Every line from the one bearing "Transcribe this image's" through the last line of the records below is to be output exactly, and no other line; leave out the pictures.
+++ STUDY MATERIAL +++
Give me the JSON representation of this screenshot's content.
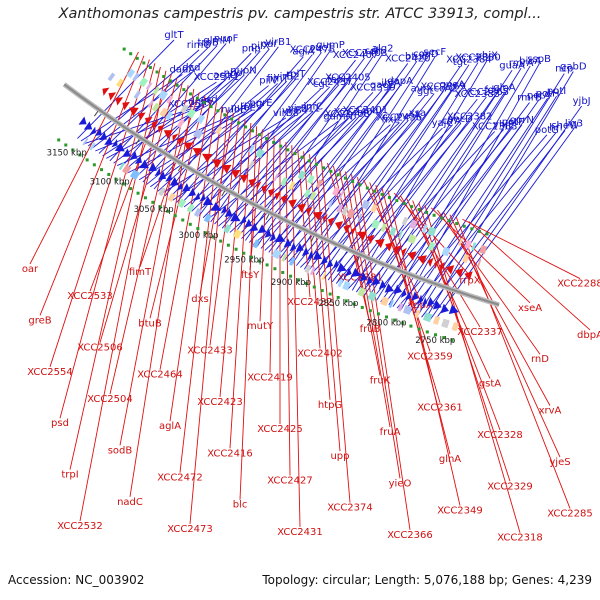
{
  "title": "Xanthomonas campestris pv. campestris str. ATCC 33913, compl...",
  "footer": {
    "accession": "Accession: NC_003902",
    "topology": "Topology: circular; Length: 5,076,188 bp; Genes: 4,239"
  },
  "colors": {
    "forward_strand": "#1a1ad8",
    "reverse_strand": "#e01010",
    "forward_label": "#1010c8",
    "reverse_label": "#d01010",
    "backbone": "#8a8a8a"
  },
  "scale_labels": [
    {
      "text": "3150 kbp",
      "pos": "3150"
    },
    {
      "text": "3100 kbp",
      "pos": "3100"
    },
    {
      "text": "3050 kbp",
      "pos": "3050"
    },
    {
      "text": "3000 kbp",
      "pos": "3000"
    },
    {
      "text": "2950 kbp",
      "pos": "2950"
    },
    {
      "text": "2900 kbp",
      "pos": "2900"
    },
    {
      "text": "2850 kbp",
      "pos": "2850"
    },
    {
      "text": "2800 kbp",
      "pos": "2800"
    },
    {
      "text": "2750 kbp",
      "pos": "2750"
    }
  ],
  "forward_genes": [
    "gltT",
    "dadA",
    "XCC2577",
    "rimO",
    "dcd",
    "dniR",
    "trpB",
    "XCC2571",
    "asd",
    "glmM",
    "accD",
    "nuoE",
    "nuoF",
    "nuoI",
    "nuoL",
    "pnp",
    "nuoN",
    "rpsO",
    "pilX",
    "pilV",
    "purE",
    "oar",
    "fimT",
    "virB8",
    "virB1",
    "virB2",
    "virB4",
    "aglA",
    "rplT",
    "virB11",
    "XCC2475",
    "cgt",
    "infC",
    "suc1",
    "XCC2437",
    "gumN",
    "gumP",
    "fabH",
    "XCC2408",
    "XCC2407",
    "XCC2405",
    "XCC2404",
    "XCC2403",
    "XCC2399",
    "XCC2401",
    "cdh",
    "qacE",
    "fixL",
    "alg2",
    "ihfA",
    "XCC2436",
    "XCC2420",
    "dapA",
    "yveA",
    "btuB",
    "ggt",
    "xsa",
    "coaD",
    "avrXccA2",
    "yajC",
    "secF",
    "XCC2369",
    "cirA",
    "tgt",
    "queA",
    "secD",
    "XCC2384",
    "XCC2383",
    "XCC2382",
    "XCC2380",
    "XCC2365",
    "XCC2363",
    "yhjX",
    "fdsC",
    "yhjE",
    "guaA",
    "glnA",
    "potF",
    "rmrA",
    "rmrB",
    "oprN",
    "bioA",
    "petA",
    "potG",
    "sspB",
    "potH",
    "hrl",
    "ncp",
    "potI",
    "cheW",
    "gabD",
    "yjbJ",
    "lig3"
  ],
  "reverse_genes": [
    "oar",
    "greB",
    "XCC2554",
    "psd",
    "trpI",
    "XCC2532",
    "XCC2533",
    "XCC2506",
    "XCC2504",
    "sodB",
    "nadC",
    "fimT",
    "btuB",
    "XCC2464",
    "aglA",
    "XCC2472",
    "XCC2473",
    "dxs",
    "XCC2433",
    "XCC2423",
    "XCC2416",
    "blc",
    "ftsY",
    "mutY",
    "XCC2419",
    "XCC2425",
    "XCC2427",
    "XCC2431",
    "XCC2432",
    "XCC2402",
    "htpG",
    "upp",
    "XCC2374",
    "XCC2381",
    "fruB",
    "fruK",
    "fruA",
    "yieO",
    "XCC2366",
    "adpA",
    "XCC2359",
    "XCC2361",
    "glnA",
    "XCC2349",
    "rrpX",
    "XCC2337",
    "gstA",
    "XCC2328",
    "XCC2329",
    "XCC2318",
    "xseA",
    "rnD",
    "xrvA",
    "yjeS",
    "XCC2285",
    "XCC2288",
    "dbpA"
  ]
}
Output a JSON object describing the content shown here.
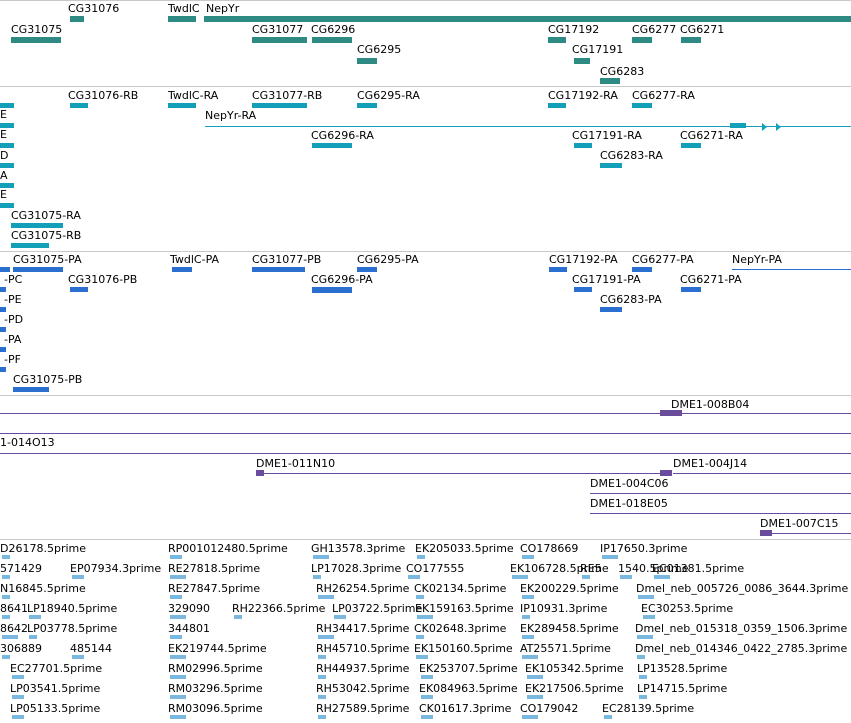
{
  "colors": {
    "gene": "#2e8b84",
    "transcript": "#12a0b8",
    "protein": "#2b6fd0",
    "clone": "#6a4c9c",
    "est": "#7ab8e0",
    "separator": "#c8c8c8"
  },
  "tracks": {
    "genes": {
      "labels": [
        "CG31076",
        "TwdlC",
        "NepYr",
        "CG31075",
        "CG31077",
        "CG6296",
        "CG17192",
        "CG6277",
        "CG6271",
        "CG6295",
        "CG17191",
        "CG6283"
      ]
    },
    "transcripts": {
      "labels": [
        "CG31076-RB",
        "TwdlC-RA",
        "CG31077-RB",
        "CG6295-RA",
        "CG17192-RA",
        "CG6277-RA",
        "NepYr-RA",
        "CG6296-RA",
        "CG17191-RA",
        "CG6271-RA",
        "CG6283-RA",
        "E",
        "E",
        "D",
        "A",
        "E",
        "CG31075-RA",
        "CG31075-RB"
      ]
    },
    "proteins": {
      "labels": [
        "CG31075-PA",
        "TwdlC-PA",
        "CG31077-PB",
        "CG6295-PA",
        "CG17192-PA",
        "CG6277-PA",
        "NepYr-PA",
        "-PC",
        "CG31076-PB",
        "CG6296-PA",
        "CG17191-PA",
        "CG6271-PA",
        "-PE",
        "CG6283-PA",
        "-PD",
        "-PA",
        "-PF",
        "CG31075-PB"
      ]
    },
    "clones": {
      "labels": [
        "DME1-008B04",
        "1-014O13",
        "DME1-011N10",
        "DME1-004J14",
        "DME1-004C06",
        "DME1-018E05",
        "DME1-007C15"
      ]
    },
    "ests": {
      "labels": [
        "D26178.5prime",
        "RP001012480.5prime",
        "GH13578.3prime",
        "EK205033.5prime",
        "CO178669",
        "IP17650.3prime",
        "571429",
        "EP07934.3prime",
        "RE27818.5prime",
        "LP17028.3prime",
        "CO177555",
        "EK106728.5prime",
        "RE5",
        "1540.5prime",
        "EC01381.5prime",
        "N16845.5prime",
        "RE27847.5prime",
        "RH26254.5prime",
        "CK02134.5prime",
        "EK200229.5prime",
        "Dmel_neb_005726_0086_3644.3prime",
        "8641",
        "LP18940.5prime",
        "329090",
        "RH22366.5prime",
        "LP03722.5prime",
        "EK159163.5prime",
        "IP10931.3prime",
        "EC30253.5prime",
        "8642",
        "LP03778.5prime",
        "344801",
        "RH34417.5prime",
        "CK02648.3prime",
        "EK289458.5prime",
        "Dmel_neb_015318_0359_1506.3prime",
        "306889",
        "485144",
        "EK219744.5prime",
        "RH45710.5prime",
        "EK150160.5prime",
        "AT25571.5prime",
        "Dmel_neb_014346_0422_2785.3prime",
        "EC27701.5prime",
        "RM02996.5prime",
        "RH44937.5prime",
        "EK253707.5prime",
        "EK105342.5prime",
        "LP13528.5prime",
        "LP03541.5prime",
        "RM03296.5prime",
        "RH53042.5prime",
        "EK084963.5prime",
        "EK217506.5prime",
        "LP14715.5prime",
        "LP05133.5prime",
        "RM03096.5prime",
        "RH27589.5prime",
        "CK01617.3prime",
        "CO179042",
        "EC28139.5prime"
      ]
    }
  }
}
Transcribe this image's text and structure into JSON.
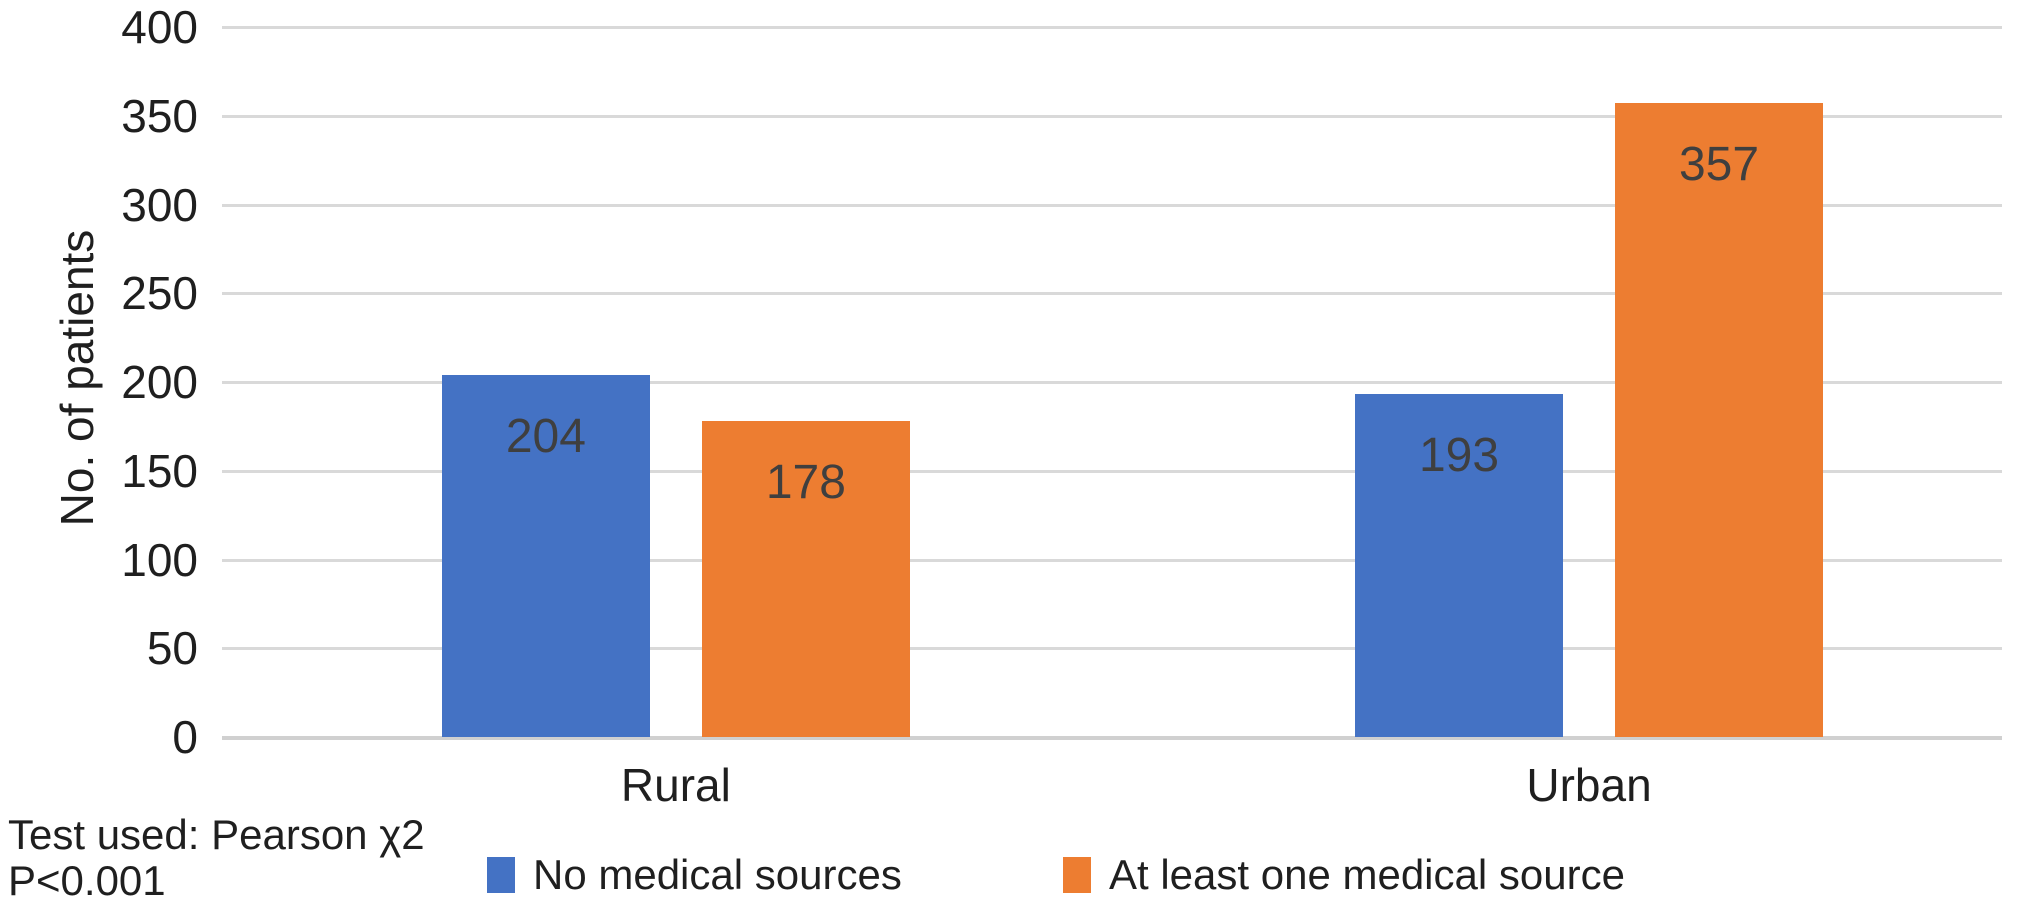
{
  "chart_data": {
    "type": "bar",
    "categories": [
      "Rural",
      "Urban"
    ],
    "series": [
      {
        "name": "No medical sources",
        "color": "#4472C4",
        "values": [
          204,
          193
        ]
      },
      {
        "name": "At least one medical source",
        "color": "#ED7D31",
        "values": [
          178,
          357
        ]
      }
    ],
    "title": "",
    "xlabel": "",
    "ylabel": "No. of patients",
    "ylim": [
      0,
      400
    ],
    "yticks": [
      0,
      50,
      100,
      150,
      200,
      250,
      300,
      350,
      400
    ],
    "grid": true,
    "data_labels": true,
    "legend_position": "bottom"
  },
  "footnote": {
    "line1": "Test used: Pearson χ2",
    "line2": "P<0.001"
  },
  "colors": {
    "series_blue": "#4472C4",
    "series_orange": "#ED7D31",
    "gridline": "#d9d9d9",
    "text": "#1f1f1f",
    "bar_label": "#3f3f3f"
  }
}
+++
- **RESPONSE FOR THIS EXERCISE**:
Transcribe this image's text and structure into JSON.
{
  "chart_data": {
    "type": "bar",
    "categories": [
      "Rural",
      "Urban"
    ],
    "series": [
      {
        "name": "No medical sources",
        "color": "#4472C4",
        "values": [
          204,
          193
        ]
      },
      {
        "name": "At least one medical source",
        "color": "#ED7D31",
        "values": [
          178,
          357
        ]
      }
    ],
    "title": "",
    "xlabel": "",
    "ylabel": "No. of patients",
    "ylim": [
      0,
      400
    ],
    "yticks": [
      0,
      50,
      100,
      150,
      200,
      250,
      300,
      350,
      400
    ],
    "grid": true,
    "data_labels": true,
    "legend_position": "bottom"
  },
  "footnote": {
    "line1": "Test used: Pearson χ2",
    "line2": "P<0.001"
  },
  "colors": {
    "series_blue": "#4472C4",
    "series_orange": "#ED7D31",
    "gridline": "#d9d9d9",
    "text": "#1f1f1f",
    "bar_label": "#3f3f3f"
  }
}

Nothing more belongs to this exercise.